| Work to be completed |
Each line that holds the word "this" is to be identified and copied.

--- Start ---

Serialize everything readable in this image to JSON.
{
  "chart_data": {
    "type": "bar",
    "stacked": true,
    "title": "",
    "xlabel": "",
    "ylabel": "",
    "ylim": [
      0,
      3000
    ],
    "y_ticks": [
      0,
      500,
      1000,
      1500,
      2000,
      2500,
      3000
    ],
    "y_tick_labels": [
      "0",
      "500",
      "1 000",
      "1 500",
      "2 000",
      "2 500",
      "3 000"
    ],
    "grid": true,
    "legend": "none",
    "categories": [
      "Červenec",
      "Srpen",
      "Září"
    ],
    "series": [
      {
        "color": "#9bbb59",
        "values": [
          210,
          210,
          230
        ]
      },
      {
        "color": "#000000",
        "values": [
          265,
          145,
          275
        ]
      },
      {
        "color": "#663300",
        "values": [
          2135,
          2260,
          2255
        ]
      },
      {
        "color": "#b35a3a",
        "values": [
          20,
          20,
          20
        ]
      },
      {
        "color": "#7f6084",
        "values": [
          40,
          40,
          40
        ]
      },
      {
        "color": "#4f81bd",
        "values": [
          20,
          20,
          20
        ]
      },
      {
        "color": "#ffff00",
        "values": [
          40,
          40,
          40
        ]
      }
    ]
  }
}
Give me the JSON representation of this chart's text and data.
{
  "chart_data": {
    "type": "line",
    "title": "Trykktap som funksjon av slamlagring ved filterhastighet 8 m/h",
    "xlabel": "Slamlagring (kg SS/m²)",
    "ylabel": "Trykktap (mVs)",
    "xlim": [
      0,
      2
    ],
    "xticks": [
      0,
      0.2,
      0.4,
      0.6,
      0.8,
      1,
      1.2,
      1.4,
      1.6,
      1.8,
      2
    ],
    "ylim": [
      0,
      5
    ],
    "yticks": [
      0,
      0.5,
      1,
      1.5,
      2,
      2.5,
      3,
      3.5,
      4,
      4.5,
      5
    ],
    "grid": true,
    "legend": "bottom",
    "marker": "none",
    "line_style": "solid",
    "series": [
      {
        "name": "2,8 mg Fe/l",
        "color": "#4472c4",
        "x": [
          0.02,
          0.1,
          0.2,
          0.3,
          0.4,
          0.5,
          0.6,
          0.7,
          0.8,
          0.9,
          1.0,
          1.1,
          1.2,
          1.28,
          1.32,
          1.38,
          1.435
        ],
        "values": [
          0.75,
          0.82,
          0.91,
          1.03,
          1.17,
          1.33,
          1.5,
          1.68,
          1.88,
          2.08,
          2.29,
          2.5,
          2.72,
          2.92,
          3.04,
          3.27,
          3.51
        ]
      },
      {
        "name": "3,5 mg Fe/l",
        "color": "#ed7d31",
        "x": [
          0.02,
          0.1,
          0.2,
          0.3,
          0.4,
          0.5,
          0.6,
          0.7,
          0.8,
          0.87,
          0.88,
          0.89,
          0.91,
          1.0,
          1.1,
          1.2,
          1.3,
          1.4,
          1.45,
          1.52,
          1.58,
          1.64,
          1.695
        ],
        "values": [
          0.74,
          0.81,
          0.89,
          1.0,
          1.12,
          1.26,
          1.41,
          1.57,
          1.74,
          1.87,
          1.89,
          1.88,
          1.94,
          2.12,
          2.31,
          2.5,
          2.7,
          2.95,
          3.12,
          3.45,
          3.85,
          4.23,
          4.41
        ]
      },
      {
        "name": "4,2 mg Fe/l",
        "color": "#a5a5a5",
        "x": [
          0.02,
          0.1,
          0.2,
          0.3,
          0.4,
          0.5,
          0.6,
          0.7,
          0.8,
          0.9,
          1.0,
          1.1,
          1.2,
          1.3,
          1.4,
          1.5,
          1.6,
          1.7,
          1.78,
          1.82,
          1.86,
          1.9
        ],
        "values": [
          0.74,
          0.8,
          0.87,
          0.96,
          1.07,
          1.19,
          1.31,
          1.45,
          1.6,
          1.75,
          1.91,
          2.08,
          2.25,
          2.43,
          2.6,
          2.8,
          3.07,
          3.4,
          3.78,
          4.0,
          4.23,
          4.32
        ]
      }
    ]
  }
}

--- End ---

| Expected answer |
Serialize everything readable in this image to JSON.
Give me the JSON representation of this chart's text and data.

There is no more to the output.